GOAL:
Select, from the data, each line where "système" occurs.

═════ GIVEN ENTRIES ═════

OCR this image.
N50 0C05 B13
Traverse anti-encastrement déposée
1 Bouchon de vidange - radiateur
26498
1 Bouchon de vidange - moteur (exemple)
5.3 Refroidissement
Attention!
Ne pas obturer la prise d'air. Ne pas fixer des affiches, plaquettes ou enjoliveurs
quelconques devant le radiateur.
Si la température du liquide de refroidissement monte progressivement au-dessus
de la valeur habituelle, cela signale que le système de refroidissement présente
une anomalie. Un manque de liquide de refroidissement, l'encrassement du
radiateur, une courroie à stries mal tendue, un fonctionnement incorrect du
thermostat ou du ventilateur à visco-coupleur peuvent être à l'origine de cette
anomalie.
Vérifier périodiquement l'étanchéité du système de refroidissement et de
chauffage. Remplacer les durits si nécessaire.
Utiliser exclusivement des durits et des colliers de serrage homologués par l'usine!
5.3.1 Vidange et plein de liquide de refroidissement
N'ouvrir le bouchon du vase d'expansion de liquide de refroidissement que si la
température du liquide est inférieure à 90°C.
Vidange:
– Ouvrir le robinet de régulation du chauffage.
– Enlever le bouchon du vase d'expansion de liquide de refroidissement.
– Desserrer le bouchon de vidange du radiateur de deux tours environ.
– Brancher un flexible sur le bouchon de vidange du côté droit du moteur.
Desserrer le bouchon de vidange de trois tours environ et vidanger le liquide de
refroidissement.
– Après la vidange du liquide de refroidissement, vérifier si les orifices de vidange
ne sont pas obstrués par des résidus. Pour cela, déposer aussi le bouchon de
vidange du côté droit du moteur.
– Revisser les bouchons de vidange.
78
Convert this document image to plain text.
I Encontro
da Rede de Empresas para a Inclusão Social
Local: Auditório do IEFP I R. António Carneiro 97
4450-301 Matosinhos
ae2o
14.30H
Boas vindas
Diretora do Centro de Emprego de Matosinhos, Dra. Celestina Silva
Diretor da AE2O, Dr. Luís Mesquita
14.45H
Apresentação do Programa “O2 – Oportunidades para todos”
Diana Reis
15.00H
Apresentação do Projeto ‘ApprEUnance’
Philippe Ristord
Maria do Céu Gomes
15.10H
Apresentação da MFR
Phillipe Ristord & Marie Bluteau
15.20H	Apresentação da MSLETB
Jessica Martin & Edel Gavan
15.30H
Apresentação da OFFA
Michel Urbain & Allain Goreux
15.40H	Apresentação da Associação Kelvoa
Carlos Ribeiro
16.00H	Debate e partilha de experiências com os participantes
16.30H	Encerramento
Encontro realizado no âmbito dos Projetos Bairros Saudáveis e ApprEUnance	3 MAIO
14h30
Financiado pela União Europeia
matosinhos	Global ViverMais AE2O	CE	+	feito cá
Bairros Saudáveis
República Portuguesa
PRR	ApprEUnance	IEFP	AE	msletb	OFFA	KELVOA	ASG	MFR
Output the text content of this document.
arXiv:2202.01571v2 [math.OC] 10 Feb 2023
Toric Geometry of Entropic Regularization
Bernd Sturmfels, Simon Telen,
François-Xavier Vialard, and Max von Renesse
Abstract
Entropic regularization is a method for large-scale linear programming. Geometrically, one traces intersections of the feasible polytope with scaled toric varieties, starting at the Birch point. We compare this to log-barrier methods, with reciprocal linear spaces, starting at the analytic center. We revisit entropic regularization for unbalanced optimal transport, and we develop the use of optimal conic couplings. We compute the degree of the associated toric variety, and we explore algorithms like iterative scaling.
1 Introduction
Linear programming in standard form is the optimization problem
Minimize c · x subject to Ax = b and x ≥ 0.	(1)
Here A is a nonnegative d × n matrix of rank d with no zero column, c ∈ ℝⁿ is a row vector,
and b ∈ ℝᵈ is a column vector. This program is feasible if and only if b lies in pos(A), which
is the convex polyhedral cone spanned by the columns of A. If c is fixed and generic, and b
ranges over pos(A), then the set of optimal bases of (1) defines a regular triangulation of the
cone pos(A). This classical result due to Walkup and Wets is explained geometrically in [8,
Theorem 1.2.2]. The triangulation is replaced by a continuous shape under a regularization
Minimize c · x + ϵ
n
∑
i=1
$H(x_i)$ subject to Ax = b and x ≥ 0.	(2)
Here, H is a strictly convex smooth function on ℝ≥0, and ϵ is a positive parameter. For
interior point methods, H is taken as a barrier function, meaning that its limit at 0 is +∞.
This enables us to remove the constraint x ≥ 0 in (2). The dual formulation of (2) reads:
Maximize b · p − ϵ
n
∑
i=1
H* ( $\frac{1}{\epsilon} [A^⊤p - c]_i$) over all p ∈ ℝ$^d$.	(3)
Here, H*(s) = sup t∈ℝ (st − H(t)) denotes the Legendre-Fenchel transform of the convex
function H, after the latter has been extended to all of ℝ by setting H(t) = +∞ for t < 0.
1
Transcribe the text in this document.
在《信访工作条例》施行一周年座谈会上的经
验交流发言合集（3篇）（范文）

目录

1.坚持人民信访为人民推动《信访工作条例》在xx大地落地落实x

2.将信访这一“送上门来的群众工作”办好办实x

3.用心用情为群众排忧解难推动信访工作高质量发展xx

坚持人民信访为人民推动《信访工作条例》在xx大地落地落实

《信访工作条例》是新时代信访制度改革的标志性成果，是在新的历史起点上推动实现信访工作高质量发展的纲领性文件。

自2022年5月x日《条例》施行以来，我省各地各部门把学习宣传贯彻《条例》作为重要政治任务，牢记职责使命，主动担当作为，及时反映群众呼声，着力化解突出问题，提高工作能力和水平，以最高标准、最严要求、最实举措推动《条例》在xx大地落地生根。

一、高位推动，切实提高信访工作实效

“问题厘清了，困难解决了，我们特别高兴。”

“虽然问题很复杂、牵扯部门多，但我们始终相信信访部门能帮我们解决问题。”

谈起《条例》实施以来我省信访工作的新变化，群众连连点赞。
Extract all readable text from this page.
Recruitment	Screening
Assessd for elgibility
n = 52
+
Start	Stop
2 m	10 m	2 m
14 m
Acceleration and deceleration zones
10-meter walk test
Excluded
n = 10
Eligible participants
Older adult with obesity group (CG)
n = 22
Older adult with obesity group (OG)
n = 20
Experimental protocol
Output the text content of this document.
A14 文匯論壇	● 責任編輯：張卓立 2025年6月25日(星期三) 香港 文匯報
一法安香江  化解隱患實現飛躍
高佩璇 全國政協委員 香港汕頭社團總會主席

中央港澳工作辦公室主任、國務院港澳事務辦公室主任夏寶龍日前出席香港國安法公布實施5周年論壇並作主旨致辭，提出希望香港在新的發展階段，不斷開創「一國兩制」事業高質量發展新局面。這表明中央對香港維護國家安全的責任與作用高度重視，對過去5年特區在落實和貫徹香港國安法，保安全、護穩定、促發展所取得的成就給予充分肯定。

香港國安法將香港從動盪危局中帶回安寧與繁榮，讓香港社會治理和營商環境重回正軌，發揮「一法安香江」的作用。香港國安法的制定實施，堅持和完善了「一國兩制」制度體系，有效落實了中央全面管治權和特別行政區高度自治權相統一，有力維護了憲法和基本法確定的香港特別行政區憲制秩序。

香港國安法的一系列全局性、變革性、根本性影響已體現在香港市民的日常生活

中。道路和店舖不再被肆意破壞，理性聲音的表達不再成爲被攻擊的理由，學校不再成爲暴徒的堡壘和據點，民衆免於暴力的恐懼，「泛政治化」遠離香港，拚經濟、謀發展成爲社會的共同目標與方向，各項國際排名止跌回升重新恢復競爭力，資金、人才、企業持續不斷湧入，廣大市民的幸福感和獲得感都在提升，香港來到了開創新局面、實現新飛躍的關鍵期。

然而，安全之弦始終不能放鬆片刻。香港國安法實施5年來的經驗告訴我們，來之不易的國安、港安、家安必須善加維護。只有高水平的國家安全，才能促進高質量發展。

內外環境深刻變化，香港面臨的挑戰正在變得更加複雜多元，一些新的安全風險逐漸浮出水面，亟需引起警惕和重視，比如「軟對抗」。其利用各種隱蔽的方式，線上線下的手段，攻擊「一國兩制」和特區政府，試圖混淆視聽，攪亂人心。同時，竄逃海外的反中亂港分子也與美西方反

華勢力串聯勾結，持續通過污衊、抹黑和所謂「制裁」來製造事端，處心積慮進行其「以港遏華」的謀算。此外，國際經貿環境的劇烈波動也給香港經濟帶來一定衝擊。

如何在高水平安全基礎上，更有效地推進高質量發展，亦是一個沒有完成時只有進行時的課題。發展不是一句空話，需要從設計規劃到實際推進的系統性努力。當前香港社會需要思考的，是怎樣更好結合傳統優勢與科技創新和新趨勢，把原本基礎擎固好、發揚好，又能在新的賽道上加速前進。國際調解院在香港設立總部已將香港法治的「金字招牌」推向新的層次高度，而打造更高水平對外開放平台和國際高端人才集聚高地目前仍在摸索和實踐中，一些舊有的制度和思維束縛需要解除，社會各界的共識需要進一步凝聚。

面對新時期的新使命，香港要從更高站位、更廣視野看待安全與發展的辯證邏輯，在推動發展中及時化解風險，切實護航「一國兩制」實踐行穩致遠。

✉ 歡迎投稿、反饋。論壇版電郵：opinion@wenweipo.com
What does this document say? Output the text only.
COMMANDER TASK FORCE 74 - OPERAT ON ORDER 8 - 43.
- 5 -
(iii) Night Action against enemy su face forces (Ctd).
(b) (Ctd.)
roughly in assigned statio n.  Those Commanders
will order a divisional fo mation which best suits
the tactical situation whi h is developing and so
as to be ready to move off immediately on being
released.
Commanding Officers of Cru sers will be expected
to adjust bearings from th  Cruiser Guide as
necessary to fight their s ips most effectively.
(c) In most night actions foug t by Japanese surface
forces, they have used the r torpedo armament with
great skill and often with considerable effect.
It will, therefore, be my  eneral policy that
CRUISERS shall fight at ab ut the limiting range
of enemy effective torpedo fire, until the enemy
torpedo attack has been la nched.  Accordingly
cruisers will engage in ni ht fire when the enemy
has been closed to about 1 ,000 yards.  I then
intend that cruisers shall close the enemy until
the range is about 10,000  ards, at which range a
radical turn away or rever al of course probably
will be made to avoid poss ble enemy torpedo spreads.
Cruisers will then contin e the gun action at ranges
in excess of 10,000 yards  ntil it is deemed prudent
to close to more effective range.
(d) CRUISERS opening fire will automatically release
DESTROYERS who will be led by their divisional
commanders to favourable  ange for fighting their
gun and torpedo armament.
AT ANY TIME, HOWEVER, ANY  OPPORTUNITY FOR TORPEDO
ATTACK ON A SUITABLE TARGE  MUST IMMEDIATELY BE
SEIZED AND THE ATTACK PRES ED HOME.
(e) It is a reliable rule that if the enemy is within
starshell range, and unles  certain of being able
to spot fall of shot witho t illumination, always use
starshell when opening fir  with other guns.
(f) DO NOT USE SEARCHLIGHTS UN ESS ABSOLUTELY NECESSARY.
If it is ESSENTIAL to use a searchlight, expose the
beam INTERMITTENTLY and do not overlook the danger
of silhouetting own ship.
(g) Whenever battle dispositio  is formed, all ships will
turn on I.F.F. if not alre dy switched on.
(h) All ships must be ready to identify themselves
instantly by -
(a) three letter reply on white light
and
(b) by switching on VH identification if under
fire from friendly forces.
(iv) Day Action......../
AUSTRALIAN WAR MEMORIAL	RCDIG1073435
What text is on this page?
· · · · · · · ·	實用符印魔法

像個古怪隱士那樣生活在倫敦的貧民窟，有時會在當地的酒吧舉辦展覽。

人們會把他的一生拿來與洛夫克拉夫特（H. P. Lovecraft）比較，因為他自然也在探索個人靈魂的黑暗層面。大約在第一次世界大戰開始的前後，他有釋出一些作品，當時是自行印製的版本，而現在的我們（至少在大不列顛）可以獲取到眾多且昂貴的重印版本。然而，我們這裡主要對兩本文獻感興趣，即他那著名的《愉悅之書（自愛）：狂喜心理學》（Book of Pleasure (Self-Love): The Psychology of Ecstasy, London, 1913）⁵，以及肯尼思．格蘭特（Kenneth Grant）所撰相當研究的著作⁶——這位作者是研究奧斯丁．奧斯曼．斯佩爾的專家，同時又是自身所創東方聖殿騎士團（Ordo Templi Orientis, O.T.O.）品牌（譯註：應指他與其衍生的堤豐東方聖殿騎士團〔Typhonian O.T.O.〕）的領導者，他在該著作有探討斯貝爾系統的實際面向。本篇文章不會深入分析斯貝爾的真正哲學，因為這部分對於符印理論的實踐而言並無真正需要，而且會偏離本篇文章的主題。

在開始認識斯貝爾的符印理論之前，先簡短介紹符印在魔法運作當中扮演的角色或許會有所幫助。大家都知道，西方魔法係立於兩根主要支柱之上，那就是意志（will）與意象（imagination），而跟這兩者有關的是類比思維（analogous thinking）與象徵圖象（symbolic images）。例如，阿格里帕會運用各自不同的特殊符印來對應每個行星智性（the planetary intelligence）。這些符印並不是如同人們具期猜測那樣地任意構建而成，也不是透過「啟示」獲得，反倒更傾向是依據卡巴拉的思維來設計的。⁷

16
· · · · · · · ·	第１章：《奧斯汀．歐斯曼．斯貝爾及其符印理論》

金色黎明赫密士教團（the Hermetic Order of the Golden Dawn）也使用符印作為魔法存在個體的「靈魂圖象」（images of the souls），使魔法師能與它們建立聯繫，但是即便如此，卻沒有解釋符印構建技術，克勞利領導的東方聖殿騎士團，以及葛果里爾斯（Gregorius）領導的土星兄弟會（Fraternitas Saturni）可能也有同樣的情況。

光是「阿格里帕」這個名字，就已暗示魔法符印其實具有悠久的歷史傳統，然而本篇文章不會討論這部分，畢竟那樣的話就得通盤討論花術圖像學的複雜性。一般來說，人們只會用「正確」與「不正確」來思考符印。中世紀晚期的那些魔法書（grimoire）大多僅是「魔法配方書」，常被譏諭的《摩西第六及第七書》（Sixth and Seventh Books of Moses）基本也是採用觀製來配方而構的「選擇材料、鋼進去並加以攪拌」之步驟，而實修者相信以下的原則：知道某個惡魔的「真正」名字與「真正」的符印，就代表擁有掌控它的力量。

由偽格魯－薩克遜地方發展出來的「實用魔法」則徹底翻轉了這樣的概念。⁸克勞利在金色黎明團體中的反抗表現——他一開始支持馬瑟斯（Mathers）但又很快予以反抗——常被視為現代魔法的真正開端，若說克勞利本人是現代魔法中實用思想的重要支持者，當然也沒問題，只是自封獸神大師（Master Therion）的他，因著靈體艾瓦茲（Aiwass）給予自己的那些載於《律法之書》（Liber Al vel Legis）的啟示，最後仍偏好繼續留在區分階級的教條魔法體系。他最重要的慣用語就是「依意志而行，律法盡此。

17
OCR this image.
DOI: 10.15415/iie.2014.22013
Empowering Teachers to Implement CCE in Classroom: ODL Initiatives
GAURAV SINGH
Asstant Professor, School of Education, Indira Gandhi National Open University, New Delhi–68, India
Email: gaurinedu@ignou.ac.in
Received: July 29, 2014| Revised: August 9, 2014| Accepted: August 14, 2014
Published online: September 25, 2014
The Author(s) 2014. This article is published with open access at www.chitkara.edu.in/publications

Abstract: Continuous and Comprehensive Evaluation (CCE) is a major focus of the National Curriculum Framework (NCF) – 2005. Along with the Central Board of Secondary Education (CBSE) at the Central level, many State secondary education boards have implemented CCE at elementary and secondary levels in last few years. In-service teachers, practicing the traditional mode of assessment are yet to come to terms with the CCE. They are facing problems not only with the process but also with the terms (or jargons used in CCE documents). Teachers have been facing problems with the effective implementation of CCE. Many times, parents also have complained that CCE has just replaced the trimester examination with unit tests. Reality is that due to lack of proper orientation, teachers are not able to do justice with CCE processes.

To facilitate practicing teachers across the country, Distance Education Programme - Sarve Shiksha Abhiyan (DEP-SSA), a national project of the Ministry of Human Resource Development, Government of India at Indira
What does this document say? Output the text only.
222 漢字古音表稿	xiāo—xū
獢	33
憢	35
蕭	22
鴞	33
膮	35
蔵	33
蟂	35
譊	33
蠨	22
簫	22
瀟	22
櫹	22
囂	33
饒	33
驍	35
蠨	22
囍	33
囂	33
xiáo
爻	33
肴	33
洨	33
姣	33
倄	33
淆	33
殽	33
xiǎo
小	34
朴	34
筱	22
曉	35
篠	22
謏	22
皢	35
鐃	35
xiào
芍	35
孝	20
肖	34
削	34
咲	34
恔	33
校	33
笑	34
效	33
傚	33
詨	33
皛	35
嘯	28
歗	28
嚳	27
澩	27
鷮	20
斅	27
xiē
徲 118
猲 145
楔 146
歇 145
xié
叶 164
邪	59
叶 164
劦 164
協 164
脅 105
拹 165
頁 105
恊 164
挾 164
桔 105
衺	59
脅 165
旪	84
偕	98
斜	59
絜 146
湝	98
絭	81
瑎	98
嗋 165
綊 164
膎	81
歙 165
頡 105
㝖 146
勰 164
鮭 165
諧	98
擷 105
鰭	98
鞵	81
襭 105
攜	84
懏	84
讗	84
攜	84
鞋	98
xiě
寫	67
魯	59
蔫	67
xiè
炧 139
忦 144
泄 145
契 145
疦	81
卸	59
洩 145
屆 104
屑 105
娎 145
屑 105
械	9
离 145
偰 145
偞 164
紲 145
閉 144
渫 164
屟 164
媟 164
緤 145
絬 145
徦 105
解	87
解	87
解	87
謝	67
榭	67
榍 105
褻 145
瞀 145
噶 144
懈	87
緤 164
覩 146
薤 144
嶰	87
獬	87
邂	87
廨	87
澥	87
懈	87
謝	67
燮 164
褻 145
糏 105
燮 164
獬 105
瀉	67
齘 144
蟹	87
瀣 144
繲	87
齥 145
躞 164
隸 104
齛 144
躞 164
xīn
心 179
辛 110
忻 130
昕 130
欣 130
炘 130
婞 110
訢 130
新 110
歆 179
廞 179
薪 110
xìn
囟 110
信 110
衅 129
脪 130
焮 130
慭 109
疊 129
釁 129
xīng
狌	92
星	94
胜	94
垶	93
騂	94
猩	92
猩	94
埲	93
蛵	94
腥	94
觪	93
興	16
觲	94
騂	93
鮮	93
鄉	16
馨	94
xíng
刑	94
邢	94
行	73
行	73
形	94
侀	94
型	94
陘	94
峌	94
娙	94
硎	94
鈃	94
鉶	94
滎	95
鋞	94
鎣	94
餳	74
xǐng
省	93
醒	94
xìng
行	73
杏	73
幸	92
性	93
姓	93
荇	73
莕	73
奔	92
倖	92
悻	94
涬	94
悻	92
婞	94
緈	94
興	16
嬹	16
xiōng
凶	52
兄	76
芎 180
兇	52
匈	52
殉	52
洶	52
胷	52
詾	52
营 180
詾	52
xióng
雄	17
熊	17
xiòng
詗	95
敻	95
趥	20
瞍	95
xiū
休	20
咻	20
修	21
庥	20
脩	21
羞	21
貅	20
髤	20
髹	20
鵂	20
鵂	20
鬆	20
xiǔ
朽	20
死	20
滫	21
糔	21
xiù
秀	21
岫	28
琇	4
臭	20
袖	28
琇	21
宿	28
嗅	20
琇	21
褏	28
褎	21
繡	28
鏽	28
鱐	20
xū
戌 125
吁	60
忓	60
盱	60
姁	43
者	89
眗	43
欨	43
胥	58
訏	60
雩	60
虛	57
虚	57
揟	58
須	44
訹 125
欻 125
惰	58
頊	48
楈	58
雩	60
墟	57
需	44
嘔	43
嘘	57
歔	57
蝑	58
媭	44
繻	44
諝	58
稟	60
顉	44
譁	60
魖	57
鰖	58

═════

RIGHT ANSWER:
de la valeur habituelle, cela signale que le système de refroidissement présente
Vérifier périodiquement l'étanchéité du système de refroidissement et de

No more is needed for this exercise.